This film seems like it should have been swapped with the second. It’s a more direct sequel to the first film, seems to completely ignore the second film entirely. The series has to be commended for doing something different at least. All three films have been completely different stories. The second one was about possession, this one’s more about groups fighting back. This was the first Nightmare On Elm Street film I ever watched as my family had it on VHS back in the day. I don’t know where my family got it from, or why this was the only one they had. I guess some questions are just not meant to be answered, questions like “why are there so many songs about rainbows?”

Information given —
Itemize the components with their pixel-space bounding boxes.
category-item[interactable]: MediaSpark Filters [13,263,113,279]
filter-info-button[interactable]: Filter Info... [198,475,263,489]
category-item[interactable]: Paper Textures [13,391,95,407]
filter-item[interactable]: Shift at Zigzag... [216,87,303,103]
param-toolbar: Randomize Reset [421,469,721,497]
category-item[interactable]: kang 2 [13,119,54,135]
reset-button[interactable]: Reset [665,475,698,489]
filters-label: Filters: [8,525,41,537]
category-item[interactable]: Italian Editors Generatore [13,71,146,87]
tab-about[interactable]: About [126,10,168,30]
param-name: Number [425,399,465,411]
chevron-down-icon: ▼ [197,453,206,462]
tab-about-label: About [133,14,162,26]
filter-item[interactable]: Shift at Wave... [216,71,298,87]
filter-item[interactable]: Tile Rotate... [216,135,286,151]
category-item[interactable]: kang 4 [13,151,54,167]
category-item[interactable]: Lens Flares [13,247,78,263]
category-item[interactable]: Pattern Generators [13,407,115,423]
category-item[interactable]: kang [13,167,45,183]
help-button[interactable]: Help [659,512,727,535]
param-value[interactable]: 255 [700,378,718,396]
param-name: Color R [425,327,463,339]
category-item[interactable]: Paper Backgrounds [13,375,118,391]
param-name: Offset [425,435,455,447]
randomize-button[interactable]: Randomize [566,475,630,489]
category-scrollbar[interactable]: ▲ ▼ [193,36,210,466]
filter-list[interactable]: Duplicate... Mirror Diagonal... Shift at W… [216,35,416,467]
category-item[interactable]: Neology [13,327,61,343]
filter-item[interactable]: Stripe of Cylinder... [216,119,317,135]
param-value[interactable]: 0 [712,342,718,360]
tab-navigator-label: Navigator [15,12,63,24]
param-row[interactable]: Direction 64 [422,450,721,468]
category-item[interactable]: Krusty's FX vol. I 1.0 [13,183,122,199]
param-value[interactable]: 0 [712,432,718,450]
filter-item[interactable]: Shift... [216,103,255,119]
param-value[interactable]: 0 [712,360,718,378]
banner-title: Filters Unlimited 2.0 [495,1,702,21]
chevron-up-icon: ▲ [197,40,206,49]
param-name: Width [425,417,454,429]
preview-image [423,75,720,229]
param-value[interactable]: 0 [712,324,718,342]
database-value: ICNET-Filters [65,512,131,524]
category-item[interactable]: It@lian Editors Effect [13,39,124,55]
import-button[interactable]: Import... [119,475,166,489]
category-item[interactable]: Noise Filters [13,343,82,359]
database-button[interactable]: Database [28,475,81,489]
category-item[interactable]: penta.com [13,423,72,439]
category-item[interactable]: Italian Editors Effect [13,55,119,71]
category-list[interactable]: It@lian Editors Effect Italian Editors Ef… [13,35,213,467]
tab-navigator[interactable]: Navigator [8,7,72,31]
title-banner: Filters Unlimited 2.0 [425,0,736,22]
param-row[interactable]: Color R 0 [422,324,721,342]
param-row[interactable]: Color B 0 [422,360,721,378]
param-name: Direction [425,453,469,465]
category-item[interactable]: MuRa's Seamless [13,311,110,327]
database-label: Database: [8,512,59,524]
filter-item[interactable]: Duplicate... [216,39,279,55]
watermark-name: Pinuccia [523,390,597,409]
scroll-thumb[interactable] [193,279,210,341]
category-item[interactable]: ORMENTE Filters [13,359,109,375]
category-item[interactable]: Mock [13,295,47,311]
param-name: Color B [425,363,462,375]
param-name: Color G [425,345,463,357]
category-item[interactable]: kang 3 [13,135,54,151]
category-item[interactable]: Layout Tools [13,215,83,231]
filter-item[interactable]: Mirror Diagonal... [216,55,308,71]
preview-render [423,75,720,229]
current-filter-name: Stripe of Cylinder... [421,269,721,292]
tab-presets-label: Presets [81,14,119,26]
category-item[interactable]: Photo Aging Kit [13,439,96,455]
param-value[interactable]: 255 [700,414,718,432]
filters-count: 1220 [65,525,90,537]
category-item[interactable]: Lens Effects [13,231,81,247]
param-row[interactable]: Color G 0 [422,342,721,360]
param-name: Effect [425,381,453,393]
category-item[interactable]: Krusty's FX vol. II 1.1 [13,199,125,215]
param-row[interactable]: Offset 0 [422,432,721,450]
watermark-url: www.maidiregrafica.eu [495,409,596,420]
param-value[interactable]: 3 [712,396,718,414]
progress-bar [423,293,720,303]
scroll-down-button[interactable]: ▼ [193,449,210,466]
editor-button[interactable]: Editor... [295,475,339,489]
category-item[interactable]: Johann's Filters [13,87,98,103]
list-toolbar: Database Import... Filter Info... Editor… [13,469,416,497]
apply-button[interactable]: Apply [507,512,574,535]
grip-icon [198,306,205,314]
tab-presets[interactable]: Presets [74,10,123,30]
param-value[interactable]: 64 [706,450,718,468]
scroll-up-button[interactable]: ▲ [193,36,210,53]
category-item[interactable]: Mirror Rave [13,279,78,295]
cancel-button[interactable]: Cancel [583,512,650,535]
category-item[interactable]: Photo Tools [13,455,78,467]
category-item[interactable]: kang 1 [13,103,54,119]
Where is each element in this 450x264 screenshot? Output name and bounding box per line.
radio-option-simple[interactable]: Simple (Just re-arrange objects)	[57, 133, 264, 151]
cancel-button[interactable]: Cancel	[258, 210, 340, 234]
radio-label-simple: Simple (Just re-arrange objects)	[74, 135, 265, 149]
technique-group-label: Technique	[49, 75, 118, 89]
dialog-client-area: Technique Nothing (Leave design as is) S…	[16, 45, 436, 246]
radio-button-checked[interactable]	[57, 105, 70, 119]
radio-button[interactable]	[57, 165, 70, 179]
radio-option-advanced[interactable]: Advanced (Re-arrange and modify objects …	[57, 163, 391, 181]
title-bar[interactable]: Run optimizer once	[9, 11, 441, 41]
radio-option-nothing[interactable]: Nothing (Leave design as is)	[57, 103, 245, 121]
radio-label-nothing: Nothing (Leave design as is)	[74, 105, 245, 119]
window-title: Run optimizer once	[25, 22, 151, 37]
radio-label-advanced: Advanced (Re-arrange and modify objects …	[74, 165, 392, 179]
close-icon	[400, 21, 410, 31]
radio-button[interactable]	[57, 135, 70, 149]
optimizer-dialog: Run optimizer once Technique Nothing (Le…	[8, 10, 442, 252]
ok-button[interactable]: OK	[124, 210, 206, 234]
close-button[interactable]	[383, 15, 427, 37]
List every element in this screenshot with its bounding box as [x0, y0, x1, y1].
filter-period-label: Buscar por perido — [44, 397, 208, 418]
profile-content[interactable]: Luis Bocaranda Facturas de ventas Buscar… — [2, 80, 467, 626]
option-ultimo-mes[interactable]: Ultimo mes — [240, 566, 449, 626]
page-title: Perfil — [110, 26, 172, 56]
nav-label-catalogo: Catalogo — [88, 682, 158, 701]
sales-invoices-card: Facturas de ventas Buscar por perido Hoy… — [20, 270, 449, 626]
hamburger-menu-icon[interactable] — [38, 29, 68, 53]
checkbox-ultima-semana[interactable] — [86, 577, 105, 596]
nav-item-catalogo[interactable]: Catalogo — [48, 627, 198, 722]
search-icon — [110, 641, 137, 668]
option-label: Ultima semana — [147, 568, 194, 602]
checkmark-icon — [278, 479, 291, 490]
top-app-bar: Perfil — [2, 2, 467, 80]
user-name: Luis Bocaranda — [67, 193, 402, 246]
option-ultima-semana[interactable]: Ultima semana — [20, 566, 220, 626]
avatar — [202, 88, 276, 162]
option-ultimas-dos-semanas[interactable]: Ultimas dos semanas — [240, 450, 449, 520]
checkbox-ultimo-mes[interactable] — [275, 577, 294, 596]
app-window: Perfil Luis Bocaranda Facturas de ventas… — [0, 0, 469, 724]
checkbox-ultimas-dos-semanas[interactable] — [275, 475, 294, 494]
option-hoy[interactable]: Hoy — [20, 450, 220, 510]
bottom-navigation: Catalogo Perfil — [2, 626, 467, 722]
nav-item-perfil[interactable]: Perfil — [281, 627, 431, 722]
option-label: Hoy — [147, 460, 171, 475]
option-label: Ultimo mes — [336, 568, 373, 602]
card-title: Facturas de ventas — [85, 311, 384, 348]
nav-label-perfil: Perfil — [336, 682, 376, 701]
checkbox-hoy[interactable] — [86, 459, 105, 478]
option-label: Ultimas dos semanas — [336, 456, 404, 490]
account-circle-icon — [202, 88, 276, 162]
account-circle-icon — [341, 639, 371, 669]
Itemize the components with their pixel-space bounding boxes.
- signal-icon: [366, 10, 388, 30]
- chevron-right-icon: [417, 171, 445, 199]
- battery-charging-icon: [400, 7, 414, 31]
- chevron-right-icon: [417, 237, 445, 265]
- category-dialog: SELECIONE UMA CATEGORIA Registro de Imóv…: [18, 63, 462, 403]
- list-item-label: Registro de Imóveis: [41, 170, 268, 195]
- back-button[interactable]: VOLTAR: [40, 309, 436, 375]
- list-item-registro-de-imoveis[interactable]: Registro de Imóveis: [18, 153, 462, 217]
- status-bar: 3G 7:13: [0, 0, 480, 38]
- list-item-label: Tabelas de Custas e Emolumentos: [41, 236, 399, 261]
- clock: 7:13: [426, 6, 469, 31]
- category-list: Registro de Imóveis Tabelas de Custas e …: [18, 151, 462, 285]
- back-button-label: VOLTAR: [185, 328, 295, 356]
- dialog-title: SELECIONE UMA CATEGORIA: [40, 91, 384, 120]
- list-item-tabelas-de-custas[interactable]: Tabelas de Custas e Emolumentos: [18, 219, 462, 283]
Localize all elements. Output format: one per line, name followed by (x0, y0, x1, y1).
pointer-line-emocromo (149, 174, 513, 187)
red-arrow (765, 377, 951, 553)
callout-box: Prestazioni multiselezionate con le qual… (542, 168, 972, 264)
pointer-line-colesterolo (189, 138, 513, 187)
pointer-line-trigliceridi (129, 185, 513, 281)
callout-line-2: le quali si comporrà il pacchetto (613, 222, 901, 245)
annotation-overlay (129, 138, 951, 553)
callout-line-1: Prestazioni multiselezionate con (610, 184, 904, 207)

Exercise objective — In the film review, on what format did the writer's family own this film?

Response area — VHS